### Passage shown
Because queries are used the user already knows what kind of information to search for. Additionally, BI solutions of this kind are generally operated manually and are therefore time consuming.

Intelligent Analysis (Data Mining) - While the Query-Reporting-Analysis is able to provide answers for questions of the ”What happened?” kind, Data Mining utilizes clever algorithms for a much deeper and intelligent analysis of data. BI solutions using Data Mining techniques are then capable of handling ”What will happen?” and

”How/why did this happen?” matters. All this is done in a semi- or full-automatic process saving both time and resources.

This is exemplified by comparing two different cases of BI, OLAP and Data Mining.

As described earlier, OLAP is used manually and the user has to know what to look for (analytic queries of dimensional nature). The OLAP cubes make it easy to slice/dice the multiple data dimensions in order to investigate a certain data relation. However, this can be a difficult and time consuming task when working with large amounts of data with high dimensionality - similar to finding a needle in a haystack. Finally, OLAP provides the user with a low level data analysis able to handle ”What has happened?” queries.

Compared to OLAP, Data Mining operates very differently and offers a much more powerful and deep data analysis. The user does not have to locate the interesting patters/relations manually. Instead, the Data Mining algorithms will ”mine” multidimensional data intelligently in a semi-/full automatic process and extract interesting findings. Further, Data Mining can be used in a wide range of complex scenarios - often of the ”What will happen?”

### Exercise task 1
Reproduce the entire passage on Data Mining word for word.
The passage and the records have no connection to each other.

### Supplied records

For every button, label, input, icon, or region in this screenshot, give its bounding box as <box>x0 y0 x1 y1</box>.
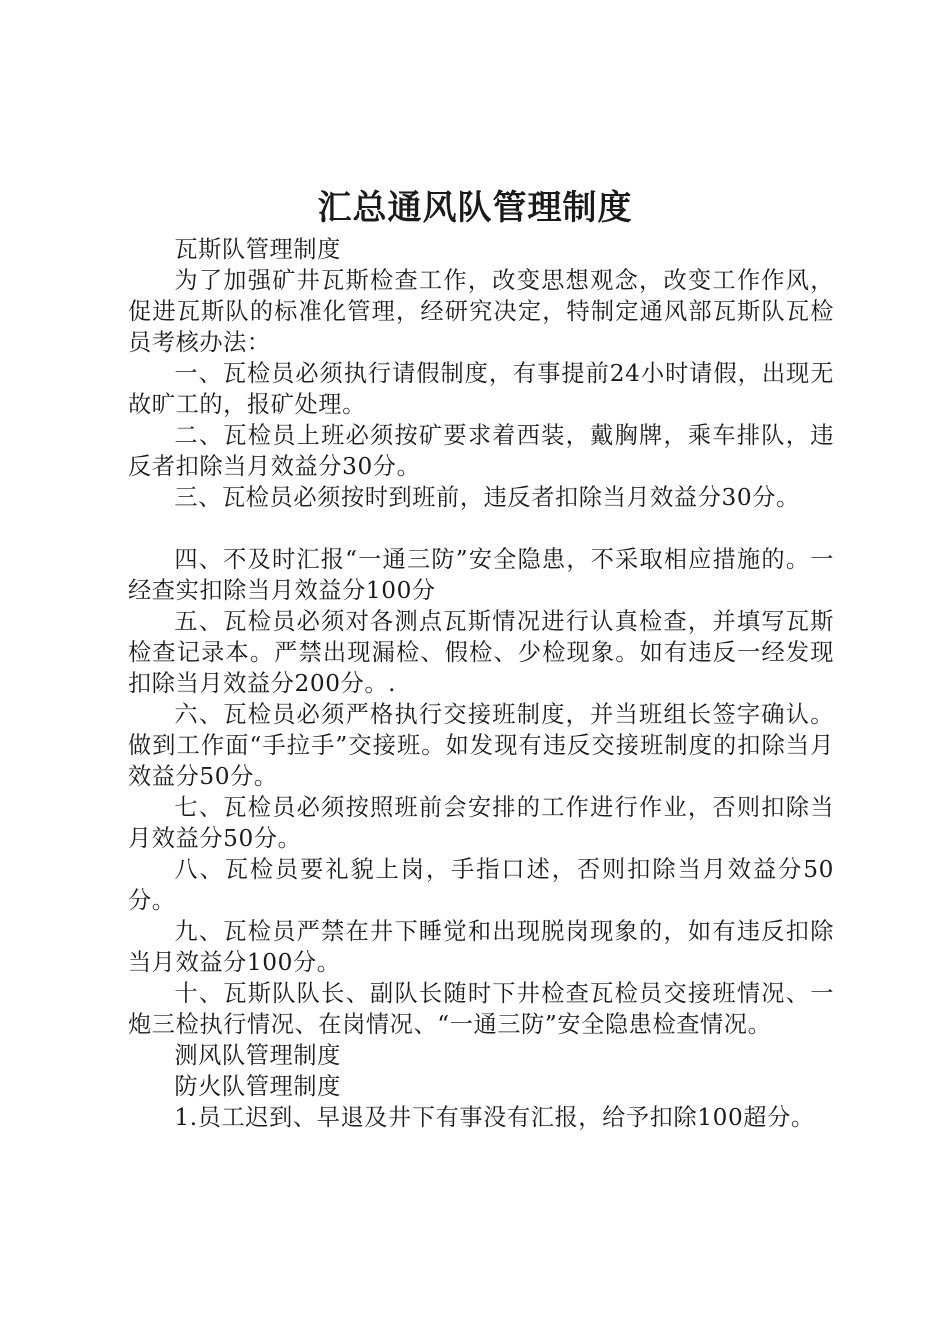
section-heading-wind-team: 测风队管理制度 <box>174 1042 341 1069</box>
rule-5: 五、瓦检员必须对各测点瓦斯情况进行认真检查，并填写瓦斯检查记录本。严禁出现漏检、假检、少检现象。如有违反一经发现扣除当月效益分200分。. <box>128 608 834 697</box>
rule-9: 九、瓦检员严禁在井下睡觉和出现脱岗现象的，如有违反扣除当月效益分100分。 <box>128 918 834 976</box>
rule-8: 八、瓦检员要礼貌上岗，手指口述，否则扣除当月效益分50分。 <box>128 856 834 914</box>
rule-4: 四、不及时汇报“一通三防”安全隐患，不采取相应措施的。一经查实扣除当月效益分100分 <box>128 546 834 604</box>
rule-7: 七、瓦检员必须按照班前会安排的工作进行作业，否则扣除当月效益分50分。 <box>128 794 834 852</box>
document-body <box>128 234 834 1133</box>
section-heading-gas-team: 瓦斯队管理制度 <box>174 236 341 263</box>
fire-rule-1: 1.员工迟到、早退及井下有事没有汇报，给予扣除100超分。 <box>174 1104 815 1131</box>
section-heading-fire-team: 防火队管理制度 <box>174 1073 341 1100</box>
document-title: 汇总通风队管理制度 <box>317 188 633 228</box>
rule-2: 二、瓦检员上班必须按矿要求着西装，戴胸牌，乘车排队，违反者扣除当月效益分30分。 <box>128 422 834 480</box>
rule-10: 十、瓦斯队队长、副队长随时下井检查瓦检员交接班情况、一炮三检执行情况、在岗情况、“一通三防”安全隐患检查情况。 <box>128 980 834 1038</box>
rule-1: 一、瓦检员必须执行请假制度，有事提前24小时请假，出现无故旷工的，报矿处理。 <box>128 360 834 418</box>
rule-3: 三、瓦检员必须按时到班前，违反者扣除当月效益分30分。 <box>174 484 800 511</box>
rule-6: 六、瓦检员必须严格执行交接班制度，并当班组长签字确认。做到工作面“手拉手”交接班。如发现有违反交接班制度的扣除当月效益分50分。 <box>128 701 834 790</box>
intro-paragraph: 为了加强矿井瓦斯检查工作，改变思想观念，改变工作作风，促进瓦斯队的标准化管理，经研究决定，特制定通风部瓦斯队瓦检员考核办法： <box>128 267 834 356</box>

### Exercise task 2
From the records, write out only the lines starting with the line containing "section-heading-wind-team: 测风队管理制度 <box>174" and going on through the line containing "rule-2: 二、瓦检员上班必须按矿要求着西装，戴胸牌，乘车排队，违反者扣除当月效益分30分。 <box>128", both included, without changing anything.

### Written response 1
Because queries are used the user already knows what kind of information to search for. Additionally, BI solutions of this kind are generally operated manually and are therefore time consuming.

Intelligent Analysis (Data Mining) - While the Query-Reporting-Analysis is able to provide answers for questions of the ”What happened?” kind, Data Mining utilizes clever algorithms for a much deeper and intelligent analysis of data. BI solutions using Data Mining techniques are then capable of handling ”What will happen?” and

”How/why did this happen?” matters. All this is done in a semi- or full-automatic process saving both time and resources.

This is exemplified by comparing two different cases of BI, OLAP and Data Mining.

As described earlier, OLAP is used manually and the user has to know what to look for (analytic queries of dimensional nature). The OLAP cubes make it easy to slice/dice the multiple data dimensions in order to investigate a certain data relation. However, this can be a difficult and time consuming task when working with large amounts of data with high dimensionality - similar to finding a needle in a haystack. Finally, OLAP provides the user with a low level data analysis able to handle ”What has happened?” queries.

Compared to OLAP, Data Mining operates very differently and offers a much more powerful and deep data analysis. The user does not have to locate the interesting patters/relations manually. Instead, the Data Mining algorithms will ”mine” multidimensional data intelligently in a semi-/full automatic process and extract interesting findings. Further, Data Mining can be used in a wide range of complex scenarios - often of the ”What will happen?”

### Written response 2
section-heading-wind-team: 测风队管理制度 <box>174 1042 341 1069</box>
rule-5: 五、瓦检员必须对各测点瓦斯情况进行认真检查，并填写瓦斯检查记录本。严禁出现漏检、假检、少检现象。如有违反一经发现扣除当月效益分200分。. <box>128 608 834 697</box>
rule-9: 九、瓦检员严禁在井下睡觉和出现脱岗现象的，如有违反扣除当月效益分100分。 <box>128 918 834 976</box>
rule-8: 八、瓦检员要礼貌上岗，手指口述，否则扣除当月效益分50分。 <box>128 856 834 914</box>
rule-4: 四、不及时汇报“一通三防”安全隐患，不采取相应措施的。一经查实扣除当月效益分100分 <box>128 546 834 604</box>
rule-7: 七、瓦检员必须按照班前会安排的工作进行作业，否则扣除当月效益分50分。 <box>128 794 834 852</box>
document-body <box>128 234 834 1133</box>
section-heading-gas-team: 瓦斯队管理制度 <box>174 236 341 263</box>
fire-rule-1: 1.员工迟到、早退及井下有事没有汇报，给予扣除100超分。 <box>174 1104 815 1131</box>
section-heading-fire-team: 防火队管理制度 <box>174 1073 341 1100</box>
document-title: 汇总通风队管理制度 <box>317 188 633 228</box>
rule-2: 二、瓦检员上班必须按矿要求着西装，戴胸牌，乘车排队，违反者扣除当月效益分30分。 <box>128 422 834 480</box>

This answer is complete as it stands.